-- start --

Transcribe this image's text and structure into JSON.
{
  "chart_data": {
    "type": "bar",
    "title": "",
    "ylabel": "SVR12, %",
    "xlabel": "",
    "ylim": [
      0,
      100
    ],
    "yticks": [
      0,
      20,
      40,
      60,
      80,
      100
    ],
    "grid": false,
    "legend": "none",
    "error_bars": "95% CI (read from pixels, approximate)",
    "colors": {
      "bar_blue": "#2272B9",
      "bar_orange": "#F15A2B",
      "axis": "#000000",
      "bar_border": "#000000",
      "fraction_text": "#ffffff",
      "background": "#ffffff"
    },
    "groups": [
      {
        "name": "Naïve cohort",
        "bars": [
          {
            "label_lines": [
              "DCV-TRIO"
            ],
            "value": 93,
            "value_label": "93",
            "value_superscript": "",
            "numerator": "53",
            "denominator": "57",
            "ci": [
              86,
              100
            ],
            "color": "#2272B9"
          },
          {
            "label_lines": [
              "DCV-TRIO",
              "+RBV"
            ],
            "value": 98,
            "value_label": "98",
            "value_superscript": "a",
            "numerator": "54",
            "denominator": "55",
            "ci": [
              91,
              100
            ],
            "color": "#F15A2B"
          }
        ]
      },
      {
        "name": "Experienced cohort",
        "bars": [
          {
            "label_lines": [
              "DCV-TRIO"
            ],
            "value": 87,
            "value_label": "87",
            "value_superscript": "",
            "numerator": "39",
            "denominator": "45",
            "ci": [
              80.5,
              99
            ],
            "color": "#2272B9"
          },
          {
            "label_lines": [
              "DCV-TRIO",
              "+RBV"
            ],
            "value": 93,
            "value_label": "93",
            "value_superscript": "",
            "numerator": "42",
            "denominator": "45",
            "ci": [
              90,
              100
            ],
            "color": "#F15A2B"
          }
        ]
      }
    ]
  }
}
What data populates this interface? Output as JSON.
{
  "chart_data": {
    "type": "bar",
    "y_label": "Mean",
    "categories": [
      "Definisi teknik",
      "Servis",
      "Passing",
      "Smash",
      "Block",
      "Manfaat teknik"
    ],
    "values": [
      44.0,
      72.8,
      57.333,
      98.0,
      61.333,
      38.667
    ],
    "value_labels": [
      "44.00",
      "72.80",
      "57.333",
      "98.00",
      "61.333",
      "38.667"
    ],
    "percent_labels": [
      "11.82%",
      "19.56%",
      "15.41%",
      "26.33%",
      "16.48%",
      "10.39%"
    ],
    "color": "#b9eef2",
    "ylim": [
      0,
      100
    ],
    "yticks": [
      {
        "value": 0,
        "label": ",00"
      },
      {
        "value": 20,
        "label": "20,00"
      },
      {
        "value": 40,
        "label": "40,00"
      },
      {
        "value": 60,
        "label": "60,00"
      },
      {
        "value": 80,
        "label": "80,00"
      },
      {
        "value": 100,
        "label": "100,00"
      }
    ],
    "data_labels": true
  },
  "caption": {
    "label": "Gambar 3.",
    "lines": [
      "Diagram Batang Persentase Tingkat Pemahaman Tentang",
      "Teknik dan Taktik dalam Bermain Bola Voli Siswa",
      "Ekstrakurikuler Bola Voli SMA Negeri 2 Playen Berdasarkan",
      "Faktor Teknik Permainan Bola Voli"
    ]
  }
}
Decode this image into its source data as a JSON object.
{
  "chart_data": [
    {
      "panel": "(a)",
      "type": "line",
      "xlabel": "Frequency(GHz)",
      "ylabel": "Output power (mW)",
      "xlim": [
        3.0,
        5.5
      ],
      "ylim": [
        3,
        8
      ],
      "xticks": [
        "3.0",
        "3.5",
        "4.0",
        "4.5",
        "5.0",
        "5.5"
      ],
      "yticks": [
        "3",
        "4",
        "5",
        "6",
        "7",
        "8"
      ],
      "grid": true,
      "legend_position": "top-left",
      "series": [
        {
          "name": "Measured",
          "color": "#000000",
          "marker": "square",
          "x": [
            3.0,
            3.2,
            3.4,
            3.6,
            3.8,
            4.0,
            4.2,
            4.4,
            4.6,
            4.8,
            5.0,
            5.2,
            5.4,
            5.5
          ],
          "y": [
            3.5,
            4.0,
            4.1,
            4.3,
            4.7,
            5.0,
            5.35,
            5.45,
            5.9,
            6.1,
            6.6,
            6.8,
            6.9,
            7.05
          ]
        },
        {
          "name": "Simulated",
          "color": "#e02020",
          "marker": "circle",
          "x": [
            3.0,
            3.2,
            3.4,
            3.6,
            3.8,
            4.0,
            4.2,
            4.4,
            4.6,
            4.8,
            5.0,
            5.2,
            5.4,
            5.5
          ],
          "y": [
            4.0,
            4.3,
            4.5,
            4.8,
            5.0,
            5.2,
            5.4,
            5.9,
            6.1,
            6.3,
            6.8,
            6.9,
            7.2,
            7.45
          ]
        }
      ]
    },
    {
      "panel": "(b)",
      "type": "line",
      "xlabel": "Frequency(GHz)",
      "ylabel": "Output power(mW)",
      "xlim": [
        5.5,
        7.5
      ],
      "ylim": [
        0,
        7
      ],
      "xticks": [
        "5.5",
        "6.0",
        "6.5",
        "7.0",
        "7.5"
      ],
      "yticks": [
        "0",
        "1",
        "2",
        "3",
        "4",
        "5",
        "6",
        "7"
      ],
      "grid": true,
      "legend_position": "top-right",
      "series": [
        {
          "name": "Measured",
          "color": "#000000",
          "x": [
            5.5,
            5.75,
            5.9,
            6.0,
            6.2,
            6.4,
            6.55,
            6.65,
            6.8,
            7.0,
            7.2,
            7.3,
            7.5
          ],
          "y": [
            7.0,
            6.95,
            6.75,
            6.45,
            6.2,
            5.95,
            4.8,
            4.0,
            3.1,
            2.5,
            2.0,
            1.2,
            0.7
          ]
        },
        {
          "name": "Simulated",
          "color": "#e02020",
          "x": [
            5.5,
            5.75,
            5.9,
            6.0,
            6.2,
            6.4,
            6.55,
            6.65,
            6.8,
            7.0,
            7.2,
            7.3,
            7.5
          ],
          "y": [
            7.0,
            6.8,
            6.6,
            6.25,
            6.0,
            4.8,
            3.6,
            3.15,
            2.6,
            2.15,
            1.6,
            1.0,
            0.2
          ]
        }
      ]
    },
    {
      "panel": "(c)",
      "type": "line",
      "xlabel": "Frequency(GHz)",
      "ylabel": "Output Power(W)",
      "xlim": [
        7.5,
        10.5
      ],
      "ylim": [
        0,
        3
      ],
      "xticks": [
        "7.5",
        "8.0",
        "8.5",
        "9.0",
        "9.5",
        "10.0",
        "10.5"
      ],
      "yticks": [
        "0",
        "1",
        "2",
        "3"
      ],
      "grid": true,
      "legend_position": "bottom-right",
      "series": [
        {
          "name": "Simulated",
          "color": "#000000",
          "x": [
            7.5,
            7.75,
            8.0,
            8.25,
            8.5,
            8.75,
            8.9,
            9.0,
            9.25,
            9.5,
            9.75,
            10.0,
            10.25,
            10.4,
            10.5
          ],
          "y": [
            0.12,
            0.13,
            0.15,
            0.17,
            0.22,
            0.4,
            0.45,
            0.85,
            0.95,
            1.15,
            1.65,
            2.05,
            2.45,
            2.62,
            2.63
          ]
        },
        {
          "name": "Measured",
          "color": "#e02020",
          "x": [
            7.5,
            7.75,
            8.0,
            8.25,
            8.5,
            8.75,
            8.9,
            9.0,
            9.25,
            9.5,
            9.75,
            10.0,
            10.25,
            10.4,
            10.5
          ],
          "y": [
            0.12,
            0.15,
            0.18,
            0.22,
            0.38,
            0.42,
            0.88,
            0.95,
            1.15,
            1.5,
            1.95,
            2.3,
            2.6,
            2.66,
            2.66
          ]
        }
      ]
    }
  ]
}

-- end --

#### [WHAT TO WORK ON]
Extract the complete listing verbatim.

#### [EXERCISE RESULT]
Transcribe this image's text and structure into JSON.
{
  "chart_data": {
    "type": "bar",
    "title": "",
    "ylabel": "SVR12, %",
    "xlabel": "",
    "ylim": [
      0,
      100
    ],
    "yticks": [
      0,
      20,
      40,
      60,
      80,
      100
    ],
    "grid": false,
    "legend": "none",
    "error_bars": "95% CI (read from pixels, approximate)",
    "colors": {
      "bar_blue": "#2272B9",
      "bar_orange": "#F15A2B",
      "axis": "#000000",
      "bar_border": "#000000",
      "fraction_text": "#ffffff",
      "background": "#ffffff"
    },
    "groups": [
      {
        "name": "Naïve cohort",
        "bars": [
          {
            "label_lines": [
              "DCV-TRIO"
            ],
            "value": 93,
            "value_label": "93",
            "value_superscript": "",
            "numerator": "53",
            "denominator": "57",
            "ci": [
              86,
              100
            ],
            "color": "#2272B9"
          },
          {
            "label_lines": [
              "DCV-TRIO",
              "+RBV"
            ],
            "value": 98,
            "value_label": "98",
            "value_superscript": "a",
            "numerator": "54",
            "denominator": "55",
            "ci": [
              91,
              100
            ],
            "color": "#F15A2B"
          }
        ]
      },
      {
        "name": "Experienced cohort",
        "bars": [
          {
            "label_lines": [
              "DCV-TRIO"
            ],
            "value": 87,
            "value_label": "87",
            "value_superscript": "",
            "numerator": "39",
            "denominator": "45",
            "ci": [
              80.5,
              99
            ],
            "color": "#2272B9"
          },
          {
            "label_lines": [
              "DCV-TRIO",
              "+RBV"
            ],
            "value": 93,
            "value_label": "93",
            "value_superscript": "",
            "numerator": "42",
            "denominator": "45",
            "ci": [
              90,
              100
            ],
            "color": "#F15A2B"
          }
        ]
      }
    ]
  }
}
What data populates this interface? Output as JSON.
{
  "chart_data": {
    "type": "bar",
    "y_label": "Mean",
    "categories": [
      "Definisi teknik",
      "Servis",
      "Passing",
      "Smash",
      "Block",
      "Manfaat teknik"
    ],
    "values": [
      44.0,
      72.8,
      57.333,
      98.0,
      61.333,
      38.667
    ],
    "value_labels": [
      "44.00",
      "72.80",
      "57.333",
      "98.00",
      "61.333",
      "38.667"
    ],
    "percent_labels": [
      "11.82%",
      "19.56%",
      "15.41%",
      "26.33%",
      "16.48%",
      "10.39%"
    ],
    "color": "#b9eef2",
    "ylim": [
      0,
      100
    ],
    "yticks": [
      {
        "value": 0,
        "label": ",00"
      },
      {
        "value": 20,
        "label": "20,00"
      },
      {
        "value": 40,
        "label": "40,00"
      },
      {
        "value": 60,
        "label": "60,00"
      },
      {
        "value": 80,
        "label": "80,00"
      },
      {
        "value": 100,
        "label": "100,00"
      }
    ],
    "data_labels": true
  },
  "caption": {
    "label": "Gambar 3.",
    "lines": [
      "Diagram Batang Persentase Tingkat Pemahaman Tentang",
      "Teknik dan Taktik dalam Bermain Bola Voli Siswa",
      "Ekstrakurikuler Bola Voli SMA Negeri 2 Playen Berdasarkan",
      "Faktor Teknik Permainan Bola Voli"
    ]
  }
}
Decode this image into its source data as a JSON object.
{
  "chart_data": [
    {
      "panel": "(a)",
      "type": "line",
      "xlabel": "Frequency(GHz)",
      "ylabel": "Output power (mW)",
      "xlim": [
        3.0,
        5.5
      ],
      "ylim": [
        3,
        8
      ],
      "xticks": [
        "3.0",
        "3.5",
        "4.0",
        "4.5",
        "5.0",
        "5.5"
      ],
      "yticks": [
        "3",
        "4",
        "5",
        "6",
        "7",
        "8"
      ],
      "grid": true,
      "legend_position": "top-left",
      "series": [
        {
          "name": "Measured",
          "color": "#000000",
          "marker": "square",
          "x": [
            3.0,
            3.2,
            3.4,
            3.6,
            3.8,
            4.0,
            4.2,
            4.4,
            4.6,
            4.8,
            5.0,
            5.2,
            5.4,
            5.5
          ],
          "y": [
            3.5,
            4.0,
            4.1,
            4.3,
            4.7,
            5.0,
            5.35,
            5.45,
            5.9,
            6.1,
            6.6,
            6.8,
            6.9,
            7.05
          ]
        },
        {
          "name": "Simulated",
          "color": "#e02020",
          "marker": "circle",
          "x": [
            3.0,
            3.2,
            3.4,
            3.6,
            3.8,
            4.0,
            4.2,
            4.4,
            4.6,
            4.8,
            5.0,
            5.2,
            5.4,
            5.5
          ],
          "y": [
            4.0,
            4.3,
            4.5,
            4.8,
            5.0,
            5.2,
            5.4,
            5.9,
            6.1,
            6.3,
            6.8,
            6.9,
            7.2,
            7.45
          ]
        }
      ]
    },
    {
      "panel": "(b)",
      "type": "line",
      "xlabel": "Frequency(GHz)",
      "ylabel": "Output power(mW)",
      "xlim": [
        5.5,
        7.5
      ],
      "ylim": [
        0,
        7
      ],
      "xticks": [
        "5.5",
        "6.0",
        "6.5",
        "7.0",
        "7.5"
      ],
      "yticks": [
        "0",
        "1",
        "2",
        "3",
        "4",
        "5",
        "6",
        "7"
      ],
      "grid": true,
      "legend_position": "top-right",
      "series": [
        {
          "name": "Measured",
          "color": "#000000",
          "x": [
            5.5,
            5.75,
            5.9,
            6.0,
            6.2,
            6.4,
            6.55,
            6.65,
            6.8,
            7.0,
            7.2,
            7.3,
            7.5
          ],
          "y": [
            7.0,
            6.95,
            6.75,
            6.45,
            6.2,
            5.95,
            4.8,
            4.0,
            3.1,
            2.5,
            2.0,
            1.2,
            0.7
          ]
        },
        {
          "name": "Simulated",
          "color": "#e02020",
          "x": [
            5.5,
            5.75,
            5.9,
            6.0,
            6.2,
            6.4,
            6.55,
            6.65,
            6.8,
            7.0,
            7.2,
            7.3,
            7.5
          ],
          "y": [
            7.0,
            6.8,
            6.6,
            6.25,
            6.0,
            4.8,
            3.6,
            3.15,
            2.6,
            2.15,
            1.6,
            1.0,
            0.2
          ]
        }
      ]
    },
    {
      "panel": "(c)",
      "type": "line",
      "xlabel": "Frequency(GHz)",
      "ylabel": "Output Power(W)",
      "xlim": [
        7.5,
        10.5
      ],
      "ylim": [
        0,
        3
      ],
      "xticks": [
        "7.5",
        "8.0",
        "8.5",
        "9.0",
        "9.5",
        "10.0",
        "10.5"
      ],
      "yticks": [
        "0",
        "1",
        "2",
        "3"
      ],
      "grid": true,
      "legend_position": "bottom-right",
      "series": [
        {
          "name": "Simulated",
          "color": "#000000",
          "x": [
            7.5,
            7.75,
            8.0,
            8.25,
            8.5,
            8.75,
            8.9,
            9.0,
            9.25,
            9.5,
            9.75,
            10.0,
            10.25,
            10.4,
            10.5
          ],
          "y": [
            0.12,
            0.13,
            0.15,
            0.17,
            0.22,
            0.4,
            0.45,
            0.85,
            0.95,
            1.15,
            1.65,
            2.05,
            2.45,
            2.62,
            2.63
          ]
        },
        {
          "name": "Measured",
          "color": "#e02020",
          "x": [
            7.5,
            7.75,
            8.0,
            8.25,
            8.5,
            8.75,
            8.9,
            9.0,
            9.25,
            9.5,
            9.75,
            10.0,
            10.25,
            10.4,
            10.5
          ],
          "y": [
            0.12,
            0.15,
            0.18,
            0.22,
            0.38,
            0.42,
            0.88,
            0.95,
            1.15,
            1.5,
            1.95,
            2.3,
            2.6,
            2.66,
            2.66
          ]
        }
      ]
    }
  ]
}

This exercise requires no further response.